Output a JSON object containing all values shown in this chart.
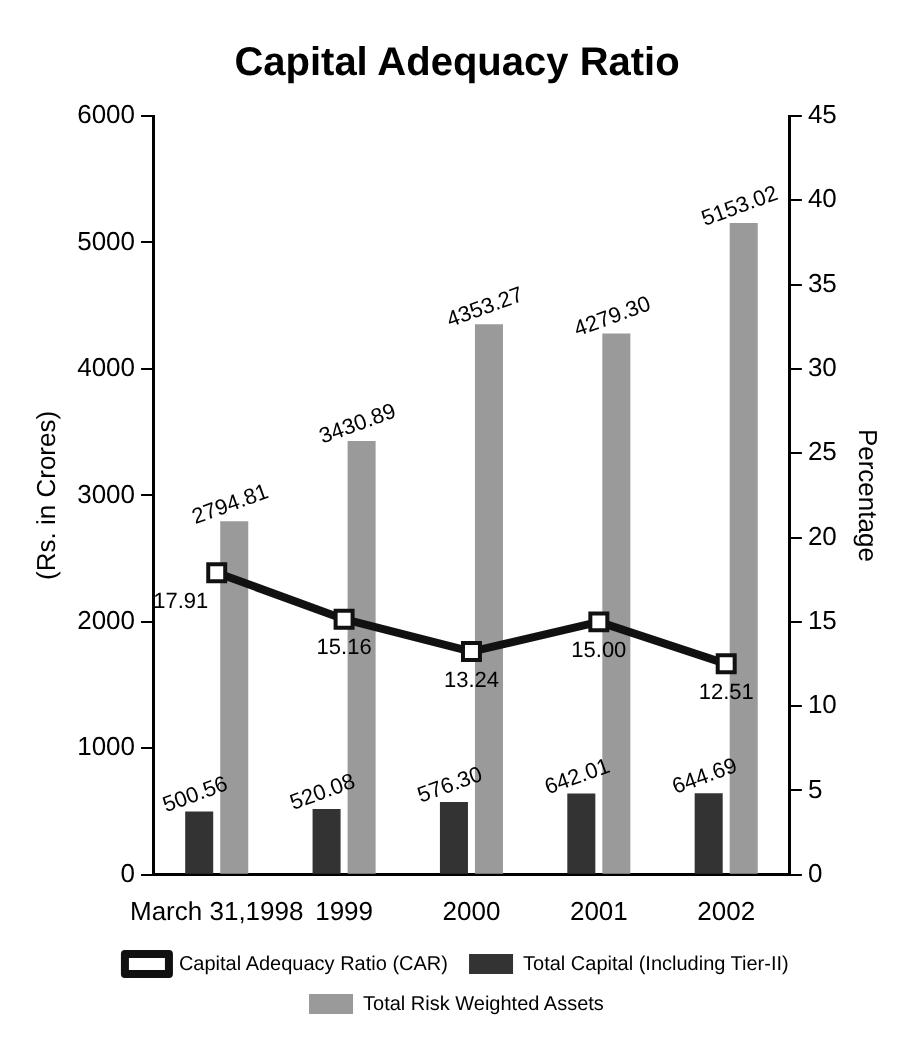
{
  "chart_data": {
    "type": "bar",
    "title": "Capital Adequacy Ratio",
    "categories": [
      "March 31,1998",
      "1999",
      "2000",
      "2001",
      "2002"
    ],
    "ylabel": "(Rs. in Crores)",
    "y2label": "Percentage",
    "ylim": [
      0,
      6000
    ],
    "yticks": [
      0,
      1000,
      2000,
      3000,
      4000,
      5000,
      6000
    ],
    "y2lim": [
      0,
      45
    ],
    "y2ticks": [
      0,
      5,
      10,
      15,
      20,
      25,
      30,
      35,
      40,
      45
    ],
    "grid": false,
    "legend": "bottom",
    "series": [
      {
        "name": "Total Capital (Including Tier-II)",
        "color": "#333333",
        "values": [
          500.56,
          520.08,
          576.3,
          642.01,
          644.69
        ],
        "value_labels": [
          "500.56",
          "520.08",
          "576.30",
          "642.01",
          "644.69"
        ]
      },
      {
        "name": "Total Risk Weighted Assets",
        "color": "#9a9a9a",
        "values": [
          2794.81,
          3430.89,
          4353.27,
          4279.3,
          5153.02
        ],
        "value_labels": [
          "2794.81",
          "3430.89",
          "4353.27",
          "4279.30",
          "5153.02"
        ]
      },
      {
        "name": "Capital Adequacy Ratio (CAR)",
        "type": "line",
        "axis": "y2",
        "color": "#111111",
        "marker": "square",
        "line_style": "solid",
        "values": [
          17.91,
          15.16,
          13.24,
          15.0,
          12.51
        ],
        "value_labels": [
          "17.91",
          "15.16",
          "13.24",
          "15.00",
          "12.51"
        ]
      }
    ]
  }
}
————
## What the task asks
Reproduce the entries above without change, omitting all pictures.

## The response
Output a JSON object containing all values shown in this chart.
{
  "chart_data": {
    "type": "bar",
    "title": "Capital Adequacy Ratio",
    "categories": [
      "March 31,1998",
      "1999",
      "2000",
      "2001",
      "2002"
    ],
    "ylabel": "(Rs. in Crores)",
    "y2label": "Percentage",
    "ylim": [
      0,
      6000
    ],
    "yticks": [
      0,
      1000,
      2000,
      3000,
      4000,
      5000,
      6000
    ],
    "y2lim": [
      0,
      45
    ],
    "y2ticks": [
      0,
      5,
      10,
      15,
      20,
      25,
      30,
      35,
      40,
      45
    ],
    "grid": false,
    "legend": "bottom",
    "series": [
      {
        "name": "Total Capital (Including Tier-II)",
        "color": "#333333",
        "values": [
          500.56,
          520.08,
          576.3,
          642.01,
          644.69
        ],
        "value_labels": [
          "500.56",
          "520.08",
          "576.30",
          "642.01",
          "644.69"
        ]
      },
      {
        "name": "Total Risk Weighted Assets",
        "color": "#9a9a9a",
        "values": [
          2794.81,
          3430.89,
          4353.27,
          4279.3,
          5153.02
        ],
        "value_labels": [
          "2794.81",
          "3430.89",
          "4353.27",
          "4279.30",
          "5153.02"
        ]
      },
      {
        "name": "Capital Adequacy Ratio (CAR)",
        "type": "line",
        "axis": "y2",
        "color": "#111111",
        "marker": "square",
        "line_style": "solid",
        "values": [
          17.91,
          15.16,
          13.24,
          15.0,
          12.51
        ],
        "value_labels": [
          "17.91",
          "15.16",
          "13.24",
          "15.00",
          "12.51"
        ]
      }
    ]
  }
}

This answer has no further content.